Please reproduce the passage of the article on women's anger from "Despite their treatment, discrimination, and" up to and including "change the inequalities.", word for word.

:: Text passage

Why Aren't More Women Angry?
PORTLAND, USA, Jun 23 (IPS) - Why aren’t more women angry about their subordination, discrimination, and unequal treatment in the 21st century? Of course, some of the world’s women are angry, but they are comparatively few.
Women represent half of the world’s population and clearly play vital roles in humanity’s development, wellbeing, and advancement. Yet, women continue to experience discrimination, abusive treatment, misogyny degrading slurs, and subordinate roles in virtually every major sphere of human activity.
Despite their treatment, discrimination, and subordination, most women aren’t expressing anger. If the situation between the two sexes were reversed, men would certainly be angry and would no doubt take the necessary steps to change the inequalities.
Article 2 of the Universal Declaration of Human Rights adopted nearly seventy-five years ago applies all rights and freedoms equally to women and men and prohibits discrimination on the basis of sex.
Some 40 years ago, the international community of nations adopted the Convention on the Elimination of all Forms of Discrimination Against Women. And more recently, the United Nations’ Sustainable Development Goal 5 aims to achieve gender equality and empower all women and girls.
Notwithstanding those various declarations, international agreements, conventions, platforms for action, and the progress achieved in recent decades, women continue to lag behind men in rights, freedoms, and equality.
From the very start of life in some parts of the world, baby girls are often viewed less favorably than baby boys. In many societies boy babies continue to be preferred over girl babies. In too many instances the preference for sons has resulted in sex ratios at birth that are skewed in favor of males due to pregnancy interventions by couples.
The natural sex ratio at birth for human populations is around 105 males per 100 females, though it can range from 103 to 107. At present, at least seven countries, including the world’s two largest populations, have skewed sex ratios at birth reflecting son preference pregnancy interventions (Figure 1).
China and India have skewed sex ratios at birth of 113 and 110 males per 100 females, respectively. High sex ratios at birth are also observed in Azerbaijan (113), Viet Nam (112), Armenia (111), Pakistan (109), and Albania (109). In contrast, for the period 1970-1975 when pregnancy interventions by couples had not yet become widespread, the sex ratios at birth for those seven countries were within the expected normal range.
Also in some countries, the female sex ratio imbalance continues throughout women’s lives. For example, India, Pakistan, and China, which together account for nearly 40 percent of the world’s population, the sex ratios for their total populations are 108, 106, and 105, respectively. In contrast, the population sex ratios are 100 in Africa and Oceania, about 97 in Northern America and Latin America and the Caribbean, and 93 in Europe (Figure 2).

::::
:: Material provided

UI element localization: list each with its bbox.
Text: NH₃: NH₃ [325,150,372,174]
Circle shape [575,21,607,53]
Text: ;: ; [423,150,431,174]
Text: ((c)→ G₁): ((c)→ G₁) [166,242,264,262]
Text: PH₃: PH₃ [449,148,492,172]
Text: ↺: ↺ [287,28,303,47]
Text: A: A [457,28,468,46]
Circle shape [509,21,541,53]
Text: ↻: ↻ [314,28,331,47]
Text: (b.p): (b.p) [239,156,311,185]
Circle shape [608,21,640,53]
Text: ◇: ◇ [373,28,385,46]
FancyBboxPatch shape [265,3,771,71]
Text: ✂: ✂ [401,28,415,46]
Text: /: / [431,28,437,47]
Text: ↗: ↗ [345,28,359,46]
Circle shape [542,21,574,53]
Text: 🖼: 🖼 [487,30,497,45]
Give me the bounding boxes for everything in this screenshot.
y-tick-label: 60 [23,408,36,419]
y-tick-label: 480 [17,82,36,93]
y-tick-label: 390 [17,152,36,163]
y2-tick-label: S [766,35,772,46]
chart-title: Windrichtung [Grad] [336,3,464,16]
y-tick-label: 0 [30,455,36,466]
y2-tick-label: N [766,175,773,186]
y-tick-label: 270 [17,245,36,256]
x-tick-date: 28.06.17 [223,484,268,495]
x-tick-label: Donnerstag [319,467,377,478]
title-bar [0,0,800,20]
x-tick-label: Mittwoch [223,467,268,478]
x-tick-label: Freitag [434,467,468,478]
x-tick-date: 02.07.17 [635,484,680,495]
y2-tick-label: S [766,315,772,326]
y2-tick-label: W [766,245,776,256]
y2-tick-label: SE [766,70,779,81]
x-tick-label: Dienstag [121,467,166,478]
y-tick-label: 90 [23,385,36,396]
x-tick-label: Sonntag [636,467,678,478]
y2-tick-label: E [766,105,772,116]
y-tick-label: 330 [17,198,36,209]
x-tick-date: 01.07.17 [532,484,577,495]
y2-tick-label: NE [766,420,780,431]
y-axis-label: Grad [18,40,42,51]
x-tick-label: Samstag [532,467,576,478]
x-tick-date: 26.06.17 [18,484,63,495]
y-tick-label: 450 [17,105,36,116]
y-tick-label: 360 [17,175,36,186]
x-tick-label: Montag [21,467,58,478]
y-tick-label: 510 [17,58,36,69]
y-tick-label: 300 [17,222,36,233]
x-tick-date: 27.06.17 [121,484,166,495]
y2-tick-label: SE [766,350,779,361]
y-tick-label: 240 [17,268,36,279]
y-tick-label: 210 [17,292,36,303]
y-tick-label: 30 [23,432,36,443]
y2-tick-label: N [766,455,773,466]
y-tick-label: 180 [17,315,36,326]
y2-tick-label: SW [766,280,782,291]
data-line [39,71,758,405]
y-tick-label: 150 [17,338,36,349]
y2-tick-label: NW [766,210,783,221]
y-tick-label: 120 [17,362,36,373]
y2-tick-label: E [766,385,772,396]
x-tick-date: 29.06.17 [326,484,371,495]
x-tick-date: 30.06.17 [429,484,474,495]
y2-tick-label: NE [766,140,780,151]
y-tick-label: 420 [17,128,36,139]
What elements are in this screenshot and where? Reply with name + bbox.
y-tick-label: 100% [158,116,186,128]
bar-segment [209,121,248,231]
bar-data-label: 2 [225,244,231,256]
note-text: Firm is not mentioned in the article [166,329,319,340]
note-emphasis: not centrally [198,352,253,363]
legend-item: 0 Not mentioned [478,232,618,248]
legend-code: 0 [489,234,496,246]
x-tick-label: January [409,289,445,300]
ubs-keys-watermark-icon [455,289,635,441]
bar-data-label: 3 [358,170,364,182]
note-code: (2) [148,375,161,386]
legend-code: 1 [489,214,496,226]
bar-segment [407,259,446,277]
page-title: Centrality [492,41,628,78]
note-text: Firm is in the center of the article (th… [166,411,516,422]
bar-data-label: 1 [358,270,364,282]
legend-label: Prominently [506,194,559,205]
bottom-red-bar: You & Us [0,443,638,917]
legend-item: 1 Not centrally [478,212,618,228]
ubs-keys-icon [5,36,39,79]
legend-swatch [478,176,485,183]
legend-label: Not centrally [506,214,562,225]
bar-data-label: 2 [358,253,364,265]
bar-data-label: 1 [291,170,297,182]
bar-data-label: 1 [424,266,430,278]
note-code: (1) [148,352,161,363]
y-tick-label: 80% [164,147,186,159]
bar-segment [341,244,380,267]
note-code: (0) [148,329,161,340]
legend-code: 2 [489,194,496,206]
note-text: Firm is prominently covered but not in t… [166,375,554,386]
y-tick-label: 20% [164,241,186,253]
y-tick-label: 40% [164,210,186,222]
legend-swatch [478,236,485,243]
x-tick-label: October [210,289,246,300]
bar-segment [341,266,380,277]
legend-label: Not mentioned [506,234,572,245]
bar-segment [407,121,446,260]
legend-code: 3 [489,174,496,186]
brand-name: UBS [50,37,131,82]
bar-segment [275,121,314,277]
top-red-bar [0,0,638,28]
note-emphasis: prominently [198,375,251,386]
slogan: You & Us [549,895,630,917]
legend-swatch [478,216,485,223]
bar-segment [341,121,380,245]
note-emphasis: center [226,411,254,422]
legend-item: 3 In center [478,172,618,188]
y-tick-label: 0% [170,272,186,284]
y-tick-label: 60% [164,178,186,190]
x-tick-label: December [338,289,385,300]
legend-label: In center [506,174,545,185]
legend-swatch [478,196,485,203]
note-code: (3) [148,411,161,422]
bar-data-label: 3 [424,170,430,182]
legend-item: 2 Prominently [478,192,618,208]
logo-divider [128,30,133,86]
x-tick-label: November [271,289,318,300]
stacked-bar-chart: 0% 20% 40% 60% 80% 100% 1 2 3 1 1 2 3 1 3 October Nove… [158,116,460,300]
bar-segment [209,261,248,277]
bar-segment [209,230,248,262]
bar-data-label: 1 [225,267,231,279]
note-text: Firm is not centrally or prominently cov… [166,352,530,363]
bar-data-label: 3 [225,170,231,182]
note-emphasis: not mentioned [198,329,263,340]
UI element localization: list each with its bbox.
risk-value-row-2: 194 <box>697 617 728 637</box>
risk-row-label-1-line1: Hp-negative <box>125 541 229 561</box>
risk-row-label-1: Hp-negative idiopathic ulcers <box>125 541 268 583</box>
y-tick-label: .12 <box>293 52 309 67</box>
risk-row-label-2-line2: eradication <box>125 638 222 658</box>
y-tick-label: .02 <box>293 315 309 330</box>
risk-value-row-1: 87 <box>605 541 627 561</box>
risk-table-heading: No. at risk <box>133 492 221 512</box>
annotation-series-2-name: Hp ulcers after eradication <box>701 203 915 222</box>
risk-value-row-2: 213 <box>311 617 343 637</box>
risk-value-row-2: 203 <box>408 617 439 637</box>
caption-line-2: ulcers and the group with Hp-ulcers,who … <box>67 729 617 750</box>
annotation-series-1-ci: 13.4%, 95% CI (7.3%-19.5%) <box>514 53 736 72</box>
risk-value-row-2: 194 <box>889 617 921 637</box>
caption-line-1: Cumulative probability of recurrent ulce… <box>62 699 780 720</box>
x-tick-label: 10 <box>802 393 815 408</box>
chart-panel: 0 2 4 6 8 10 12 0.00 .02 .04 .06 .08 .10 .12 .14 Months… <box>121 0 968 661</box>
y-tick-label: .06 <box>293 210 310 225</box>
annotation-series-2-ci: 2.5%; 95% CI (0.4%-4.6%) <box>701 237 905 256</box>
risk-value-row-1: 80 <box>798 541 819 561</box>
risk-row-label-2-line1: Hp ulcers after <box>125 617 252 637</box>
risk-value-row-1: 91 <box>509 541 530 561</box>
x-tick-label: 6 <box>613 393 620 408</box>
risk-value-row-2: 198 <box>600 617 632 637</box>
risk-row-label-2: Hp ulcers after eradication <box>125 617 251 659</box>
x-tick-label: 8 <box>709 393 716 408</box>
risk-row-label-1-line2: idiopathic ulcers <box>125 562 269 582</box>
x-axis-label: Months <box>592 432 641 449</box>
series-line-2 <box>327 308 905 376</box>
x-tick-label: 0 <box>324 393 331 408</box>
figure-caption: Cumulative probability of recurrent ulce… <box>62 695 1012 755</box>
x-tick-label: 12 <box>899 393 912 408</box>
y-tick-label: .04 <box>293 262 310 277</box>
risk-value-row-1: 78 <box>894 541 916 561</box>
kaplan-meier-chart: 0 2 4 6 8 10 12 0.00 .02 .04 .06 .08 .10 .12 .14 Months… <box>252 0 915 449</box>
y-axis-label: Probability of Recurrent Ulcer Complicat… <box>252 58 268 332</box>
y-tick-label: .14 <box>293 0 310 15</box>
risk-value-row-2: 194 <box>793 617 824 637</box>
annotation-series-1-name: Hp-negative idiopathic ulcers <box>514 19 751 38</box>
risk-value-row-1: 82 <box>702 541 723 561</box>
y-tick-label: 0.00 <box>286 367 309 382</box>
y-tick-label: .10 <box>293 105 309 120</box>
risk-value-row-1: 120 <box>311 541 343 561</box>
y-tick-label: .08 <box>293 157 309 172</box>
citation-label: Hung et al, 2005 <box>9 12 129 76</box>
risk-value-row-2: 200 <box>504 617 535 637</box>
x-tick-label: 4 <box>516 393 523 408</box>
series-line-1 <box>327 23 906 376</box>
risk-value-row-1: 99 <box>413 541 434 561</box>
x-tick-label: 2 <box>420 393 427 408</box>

::::

**Reply to the exercise**
Despite their treatment, discrimination, and subordination, most women aren’t expressing anger. If the situation between the two sexes were reversed, men would certainly be angry and would no doubt take the necessary steps to change the inequalities.